**Task input**:

•••••

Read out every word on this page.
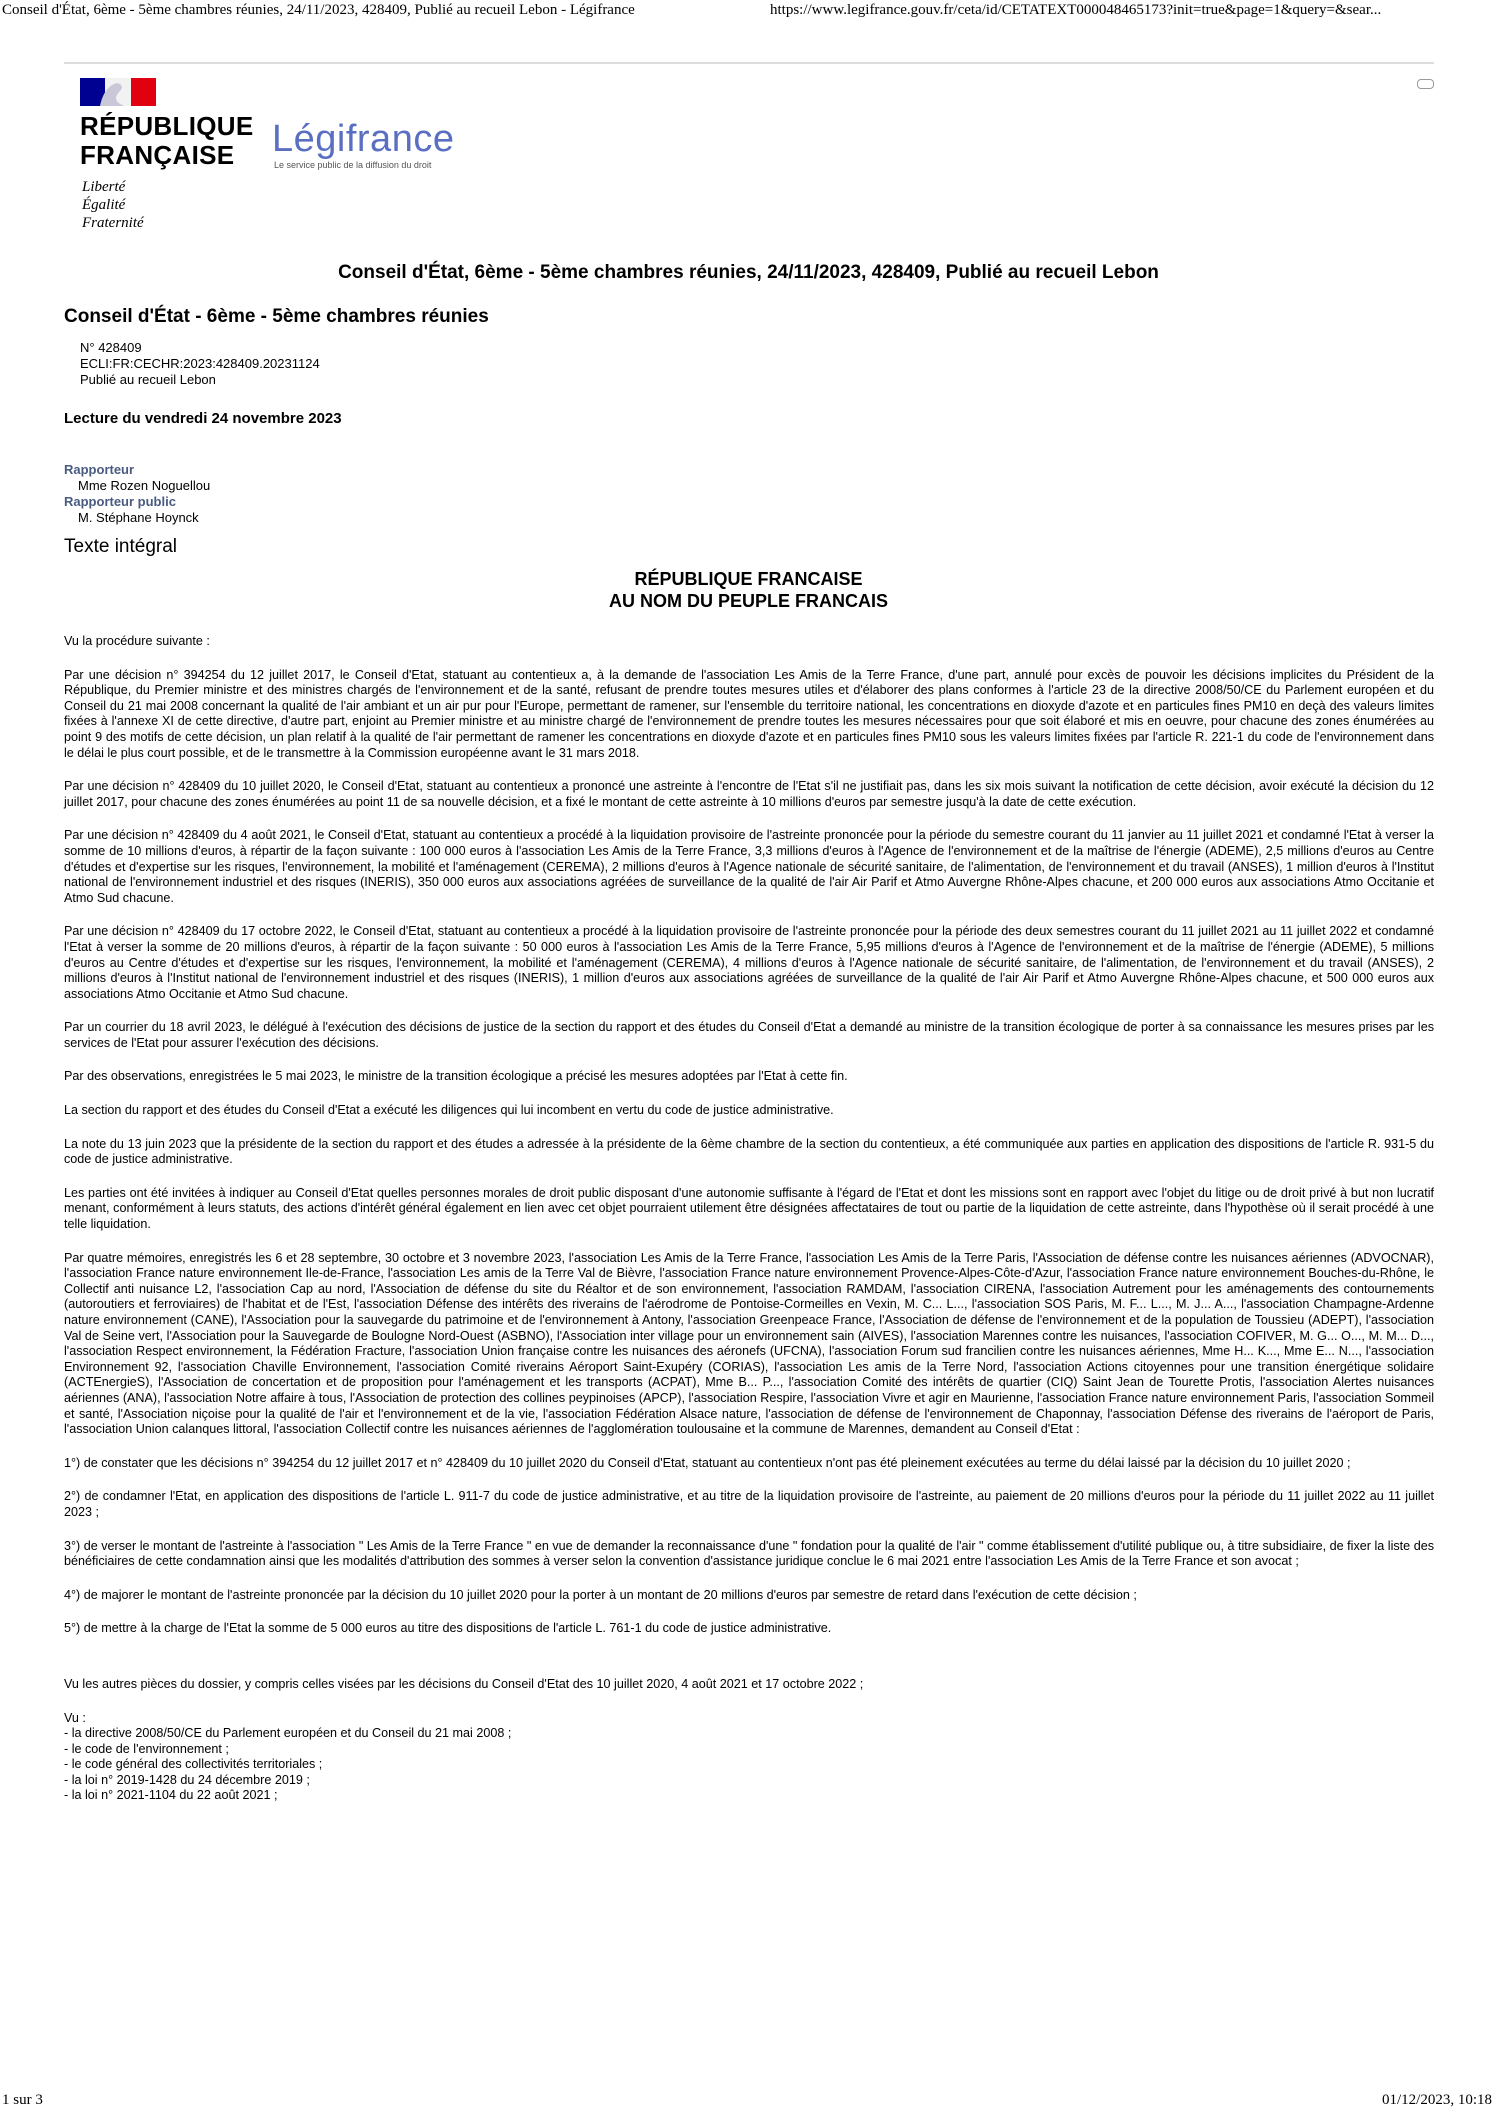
Conseil d'État, 6ème - 5ème chambres réunies, 24/11/2023, 428409, Publié au recueil Lebon - Légifrance	https://www.legifrance.gouv.fr/ceta/id/CETATEXT000048465173?init=true&page=1&query=&sear...
RÉPUBLIQUE
FRANÇAISE
Liberté
Égalité
Fraternité
Légifrance
Le service public de la diffusion du droit
Conseil d'État, 6ème - 5ème chambres réunies, 24/11/2023, 428409, Publié au recueil Lebon
Conseil d'État - 6ème - 5ème chambres réunies
N° 428409
ECLI:FR:CECHR:2023:428409.20231124
Publié au recueil Lebon
Lecture du vendredi 24 novembre 2023
Rapporteur
Mme Rozen Noguellou
Rapporteur public
M. Stéphane Hoynck
Texte intégral
RÉPUBLIQUE FRANCAISE
AU NOM DU PEUPLE FRANCAIS

Vu la procédure suivante :

Par une décision n° 394254 du 12 juillet 2017, le Conseil d'Etat, statuant au contentieux a, à la demande de l'association Les Amis de la Terre France, d'une part, annulé pour excès de pouvoir les décisions implicites du Président de la République, du Premier ministre et des ministres chargés de l'environnement et de la santé, refusant de prendre toutes mesures utiles et d'élaborer des plans conformes à l'article 23 de la directive 2008/50/CE du Parlement européen et du Conseil du 21 mai 2008 concernant la qualité de l'air ambiant et un air pur pour l'Europe, permettant de ramener, sur l'ensemble du territoire national, les concentrations en dioxyde d'azote et en particules fines PM10 en deçà des valeurs limites fixées à l'annexe XI de cette directive, d'autre part, enjoint au Premier ministre et au ministre chargé de l'environnement de prendre toutes les mesures nécessaires pour que soit élaboré et mis en oeuvre, pour chacune des zones énumérées au point 9 des motifs de cette décision, un plan relatif à la qualité de l'air permettant de ramener les concentrations en dioxyde d'azote et en particules fines PM10 sous les valeurs limites fixées par l'article R. 221-1 du code de l'environnement dans le délai le plus court possible, et de le transmettre à la Commission européenne avant le 31 mars 2018.

Par une décision n° 428409 du 10 juillet 2020, le Conseil d'Etat, statuant au contentieux a prononcé une astreinte à l'encontre de l'Etat s'il ne justifiait pas, dans les six mois suivant la notification de cette décision, avoir exécuté la décision du 12 juillet 2017, pour chacune des zones énumérées au point 11 de sa nouvelle décision, et a fixé le montant de cette astreinte à 10 millions d'euros par semestre jusqu'à la date de cette exécution.

Par une décision n° 428409 du 4 août 2021, le Conseil d'Etat, statuant au contentieux a procédé à la liquidation provisoire de l'astreinte prononcée pour la période du semestre courant du 11 janvier au 11 juillet 2021 et condamné l'Etat à verser la somme de 10 millions d'euros, à répartir de la façon suivante : 100 000 euros à l'association Les Amis de la Terre France, 3,3 millions d'euros à l'Agence de l'environnement et de la maîtrise de l'énergie (ADEME), 2,5 millions d'euros au Centre d'études et d'expertise sur les risques, l'environnement, la mobilité et l'aménagement (CEREMA), 2 millions d'euros à l'Agence nationale de sécurité sanitaire, de l'alimentation, de l'environnement et du travail (ANSES), 1 million d'euros à l'Institut national de l'environnement industriel et des risques (INERIS), 350 000 euros aux associations agréées de surveillance de la qualité de l'air Air Parif et Atmo Auvergne Rhône-Alpes chacune, et 200 000 euros aux associations Atmo Occitanie et Atmo Sud chacune.

Par une décision n° 428409 du 17 octobre 2022, le Conseil d'Etat, statuant au contentieux a procédé à la liquidation provisoire de l'astreinte prononcée pour la période des deux semestres courant du 11 juillet 2021 au 11 juillet 2022 et condamné l'Etat à verser la somme de 20 millions d'euros, à répartir de la façon suivante : 50 000 euros à l'association Les Amis de la Terre France, 5,95 millions d'euros à l'Agence de l'environnement et de la maîtrise de l'énergie (ADEME), 5 millions d'euros au Centre d'études et d'expertise sur les risques, l'environnement, la mobilité et l'aménagement (CEREMA), 4 millions d'euros à l'Agence nationale de sécurité sanitaire, de l'alimentation, de l'environnement et du travail (ANSES), 2 millions d'euros à l'Institut national de l'environnement industriel et des risques (INERIS), 1 million d'euros aux associations agréées de surveillance de la qualité de l'air Air Parif et Atmo Auvergne Rhône-Alpes chacune, et 500 000 euros aux associations Atmo Occitanie et Atmo Sud chacune.

Par un courrier du 18 avril 2023, le délégué à l'exécution des décisions de justice de la section du rapport et des études du Conseil d'Etat a demandé au ministre de la transition écologique de porter à sa connaissance les mesures prises par les services de l'Etat pour assurer l'exécution des décisions.

Par des observations, enregistrées le 5 mai 2023, le ministre de la transition écologique a précisé les mesures adoptées par l'Etat à cette fin.

La section du rapport et des études du Conseil d'Etat a exécuté les diligences qui lui incombent en vertu du code de justice administrative.

La note du 13 juin 2023 que la présidente de la section du rapport et des études a adressée à la présidente de la 6ème chambre de la section du contentieux, a été communiquée aux parties en application des dispositions de l'article R. 931-5 du code de justice administrative.

Les parties ont été invitées à indiquer au Conseil d'Etat quelles personnes morales de droit public disposant d'une autonomie suffisante à l'égard de l'Etat et dont les missions sont en rapport avec l'objet du litige ou de droit privé à but non lucratif menant, conformément à leurs statuts, des actions d'intérêt général également en lien avec cet objet pourraient utilement être désignées affectataires de tout ou partie de la liquidation de cette astreinte, dans l'hypothèse où il serait procédé à une telle liquidation.

Par quatre mémoires, enregistrés les 6 et 28 septembre, 30 octobre et 3 novembre 2023, l'association Les Amis de la Terre France, l'association Les Amis de la Terre Paris, l'Association de défense contre les nuisances aériennes (ADVOCNAR), l'association France nature environnement Ile-de-France, l'association Les amis de la Terre Val de Bièvre, l'association France nature environnement Provence-Alpes-Côte-d'Azur, l'association France nature environnement Bouches-du-Rhône, le Collectif anti nuisance L2, l'association Cap au nord, l'Association de défense du site du Réaltor et de son environnement, l'association RAMDAM, l'association CIRENA, l'association Autrement pour les aménagements des contournements (autoroutiers et ferroviaires) de l'habitat et de l'Est, l'association Défense des intérêts des riverains de l'aérodrome de Pontoise-Cormeilles en Vexin, M. C... L..., l'association SOS Paris, M. F... L..., M. J... A..., l'association Champagne-Ardenne nature environnement (CANE), l'Association pour la sauvegarde du patrimoine et de l'environnement à Antony, l'association Greenpeace France, l'Association de défense de l'environnement et de la population de Toussieu (ADEPT), l'association Val de Seine vert, l'Association pour la Sauvegarde de Boulogne Nord-Ouest (ASBNO), l'Association inter village pour un environnement sain (AIVES), l'association Marennes contre les nuisances, l'association COFIVER, M. G... O..., M. M... D..., l'association Respect environnement, la Fédération Fracture, l'association Union française contre les nuisances des aéronefs (UFCNA), l'association Forum sud francilien contre les nuisances aériennes, Mme H... K..., Mme E... N..., l'association Environnement 92, l'association Chaville Environnement, l'association Comité riverains Aéroport Saint-Exupéry (CORIAS), l'association Les amis de la Terre Nord, l'association Actions citoyennes pour une transition énergétique solidaire (ACTEnergieS), l'Association de concertation et de proposition pour l'aménagement et les transports (ACPAT), Mme B... P..., l'association Comité des intérêts de quartier (CIQ) Saint Jean de Tourette Protis, l'association Alertes nuisances aériennes (ANA), l'association Notre affaire à tous, l'Association de protection des collines peypinoises (APCP), l'association Respire, l'association Vivre et agir en Maurienne, l'association France nature environnement Paris, l'association Sommeil et santé, l'Association niçoise pour la qualité de l'air et l'environnement et de la vie, l'association Fédération Alsace nature, l'association de défense de l'environnement de Chaponnay, l'association Défense des riverains de l'aéroport de Paris, l'association Union calanques littoral, l'association Collectif contre les nuisances aériennes de l'agglomération toulousaine et la commune de Marennes, demandent au Conseil d'Etat :

1°) de constater que les décisions n° 394254 du 12 juillet 2017 et n° 428409 du 10 juillet 2020 du Conseil d'Etat, statuant au contentieux n'ont pas été pleinement exécutées au terme du délai laissé par la décision du 10 juillet 2020 ;

2°) de condamner l'Etat, en application des dispositions de l'article L. 911-7 du code de justice administrative, et au titre de la liquidation provisoire de l'astreinte, au paiement de 20 millions d'euros pour la période du 11 juillet 2022 au 11 juillet 2023 ;

3°) de verser le montant de l'astreinte à l'association " Les Amis de la Terre France " en vue de demander la reconnaissance d'une " fondation pour la qualité de l'air " comme établissement d'utilité publique ou, à titre subsidiaire, de fixer la liste des bénéficiaires de cette condamnation ainsi que les modalités d'attribution des sommes à verser selon la convention d'assistance juridique conclue le 6 mai 2021 entre l'association Les Amis de la Terre France et son avocat ;

4°) de majorer le montant de l'astreinte prononcée par la décision du 10 juillet 2020 pour la porter à un montant de 20 millions d'euros par semestre de retard dans l'exécution de cette décision ;

5°) de mettre à la charge de l'Etat la somme de 5 000 euros au titre des dispositions de l'article L. 761-1 du code de justice administrative.

Vu les autres pièces du dossier, y compris celles visées par les décisions du Conseil d'Etat des 10 juillet 2020, 4 août 2021 et 17 octobre 2022 ;

Vu :
- la directive 2008/50/CE du Parlement européen et du Conseil du 21 mai 2008 ;
- le code de l'environnement ;
- le code général des collectivités territoriales ;
- la loi n° 2019-1428 du 24 décembre 2019 ;
- la loi n° 2021-1104 du 22 août 2021 ;

1 sur 3	01/12/2023, 10:18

•••••

Go through the entries and return each line where the word "chambres" appears.

Conseil d'État, 6ème - 5ème chambres réunies, 24/11/2023, 428409, Publié au recueil Lebon - Légifrance	https://www.legifrance.gouv.fr/ceta/id/CETATEXT000048465173?init=true&page=1&query=&sear...
Conseil d'État, 6ème - 5ème chambres réunies, 24/11/2023, 428409, Publié au recueil Lebon
Conseil d'État - 6ème - 5ème chambres réunies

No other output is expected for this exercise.